§ **Stored data**:
★ ★ ★

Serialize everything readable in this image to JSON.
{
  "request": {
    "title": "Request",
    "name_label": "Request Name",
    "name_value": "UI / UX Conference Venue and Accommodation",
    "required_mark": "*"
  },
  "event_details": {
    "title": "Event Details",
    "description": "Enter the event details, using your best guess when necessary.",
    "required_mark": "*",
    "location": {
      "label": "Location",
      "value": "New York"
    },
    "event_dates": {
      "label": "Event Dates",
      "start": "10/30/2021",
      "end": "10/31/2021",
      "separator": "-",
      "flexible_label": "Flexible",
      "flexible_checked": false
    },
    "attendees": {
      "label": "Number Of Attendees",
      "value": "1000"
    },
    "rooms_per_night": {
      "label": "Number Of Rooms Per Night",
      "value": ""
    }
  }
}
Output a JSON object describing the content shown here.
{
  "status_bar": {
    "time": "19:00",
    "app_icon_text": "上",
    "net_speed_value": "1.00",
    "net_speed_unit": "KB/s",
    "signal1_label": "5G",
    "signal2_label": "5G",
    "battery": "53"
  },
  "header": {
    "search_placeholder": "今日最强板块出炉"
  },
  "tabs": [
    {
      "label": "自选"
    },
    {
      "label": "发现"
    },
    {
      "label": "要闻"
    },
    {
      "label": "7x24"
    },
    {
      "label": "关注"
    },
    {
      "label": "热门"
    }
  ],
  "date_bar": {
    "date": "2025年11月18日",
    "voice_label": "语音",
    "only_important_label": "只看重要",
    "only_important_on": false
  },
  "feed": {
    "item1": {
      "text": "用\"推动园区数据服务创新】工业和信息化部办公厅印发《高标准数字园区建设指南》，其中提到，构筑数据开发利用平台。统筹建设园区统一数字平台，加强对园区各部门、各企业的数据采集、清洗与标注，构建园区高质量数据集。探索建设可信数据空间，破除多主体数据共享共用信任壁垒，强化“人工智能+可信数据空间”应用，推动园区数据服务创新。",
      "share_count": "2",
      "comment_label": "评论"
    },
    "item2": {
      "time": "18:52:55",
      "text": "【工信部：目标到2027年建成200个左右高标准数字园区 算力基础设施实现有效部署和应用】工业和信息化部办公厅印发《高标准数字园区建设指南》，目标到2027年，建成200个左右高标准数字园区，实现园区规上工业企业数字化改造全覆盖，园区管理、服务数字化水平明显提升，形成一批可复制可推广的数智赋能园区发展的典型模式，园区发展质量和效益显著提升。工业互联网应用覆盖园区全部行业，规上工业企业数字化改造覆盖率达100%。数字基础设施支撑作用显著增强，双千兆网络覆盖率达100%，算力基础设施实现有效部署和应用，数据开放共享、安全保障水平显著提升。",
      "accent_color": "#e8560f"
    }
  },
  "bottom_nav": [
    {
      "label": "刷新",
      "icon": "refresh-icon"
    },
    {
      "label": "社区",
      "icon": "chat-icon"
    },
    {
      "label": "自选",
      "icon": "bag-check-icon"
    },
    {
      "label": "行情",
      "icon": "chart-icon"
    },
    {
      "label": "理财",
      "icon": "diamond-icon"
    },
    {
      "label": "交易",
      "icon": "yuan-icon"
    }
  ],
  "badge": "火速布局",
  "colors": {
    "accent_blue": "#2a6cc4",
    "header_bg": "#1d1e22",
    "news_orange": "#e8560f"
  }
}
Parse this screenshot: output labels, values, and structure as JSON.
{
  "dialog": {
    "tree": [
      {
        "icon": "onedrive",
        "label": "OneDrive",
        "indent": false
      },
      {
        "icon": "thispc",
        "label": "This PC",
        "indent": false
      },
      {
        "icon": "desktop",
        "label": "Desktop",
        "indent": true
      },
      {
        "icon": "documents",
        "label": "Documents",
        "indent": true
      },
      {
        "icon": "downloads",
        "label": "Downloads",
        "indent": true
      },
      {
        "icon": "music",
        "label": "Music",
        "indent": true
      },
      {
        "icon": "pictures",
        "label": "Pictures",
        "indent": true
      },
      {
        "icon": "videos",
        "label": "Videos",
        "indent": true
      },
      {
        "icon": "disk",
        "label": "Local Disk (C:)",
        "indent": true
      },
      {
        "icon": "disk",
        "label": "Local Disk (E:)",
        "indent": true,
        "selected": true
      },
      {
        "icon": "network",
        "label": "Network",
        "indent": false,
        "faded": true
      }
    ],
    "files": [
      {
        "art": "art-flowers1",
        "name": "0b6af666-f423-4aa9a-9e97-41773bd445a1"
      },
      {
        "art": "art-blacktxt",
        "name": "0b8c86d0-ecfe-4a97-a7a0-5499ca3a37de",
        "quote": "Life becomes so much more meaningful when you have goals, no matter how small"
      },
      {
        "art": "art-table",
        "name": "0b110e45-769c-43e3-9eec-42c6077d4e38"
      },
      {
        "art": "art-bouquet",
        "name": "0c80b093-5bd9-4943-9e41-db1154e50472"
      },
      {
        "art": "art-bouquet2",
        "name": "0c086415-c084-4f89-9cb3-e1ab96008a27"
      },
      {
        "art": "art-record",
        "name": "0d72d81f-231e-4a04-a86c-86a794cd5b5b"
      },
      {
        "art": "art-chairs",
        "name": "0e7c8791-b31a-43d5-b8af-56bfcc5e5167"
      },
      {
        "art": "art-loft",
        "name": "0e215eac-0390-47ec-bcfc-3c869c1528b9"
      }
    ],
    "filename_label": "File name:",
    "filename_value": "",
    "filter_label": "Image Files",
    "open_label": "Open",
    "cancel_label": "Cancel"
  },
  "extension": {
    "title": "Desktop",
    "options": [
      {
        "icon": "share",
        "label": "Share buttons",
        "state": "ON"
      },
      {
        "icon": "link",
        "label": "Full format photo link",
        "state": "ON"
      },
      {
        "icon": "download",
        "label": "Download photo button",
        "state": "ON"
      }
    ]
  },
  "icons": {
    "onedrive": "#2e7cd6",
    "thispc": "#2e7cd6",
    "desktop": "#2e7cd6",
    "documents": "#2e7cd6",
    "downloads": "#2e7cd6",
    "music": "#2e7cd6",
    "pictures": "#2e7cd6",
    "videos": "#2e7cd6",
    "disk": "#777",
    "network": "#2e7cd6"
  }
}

★ ★ ★

§ **Task objective**: Return each line where "高标准数字园区建设指南" shows up.

§ **Response to this task**:
      "text": "用\"推动园区数据服务创新】工业和信息化部办公厅印发《高标准数字园区建设指南》，其中提到，构筑数据开发利用平台。统筹建设园区统一数字平台，加强对园区各部门、各企业的数据采集、清洗与标注，构建园区高质量数据集。探索建设可信数据空间，破除多主体数据共享共用信任壁垒，强化“人工智能+可信数据空间”应用，推动园区数据服务创新。",
      "text": "【工信部：目标到2027年建成200个左右高标准数字园区 算力基础设施实现有效部署和应用】工业和信息化部办公厅印发《高标准数字园区建设指南》，目标到2027年，建成200个左右高标准数字园区，实现园区规上工业企业数字化改造全覆盖，园区管理、服务数字化水平明显提升，形成一批可复制可推广的数智赋能园区发展的典型模式，园区发展质量和效益显著提升。工业互联网应用覆盖园区全部行业，规上工业企业数字化改造覆盖率达100%。数字基础设施支撑作用显著增强，双千兆网络覆盖率达100%，算力基础设施实现有效部署和应用，数据开放共享、安全保障水平显著提升。",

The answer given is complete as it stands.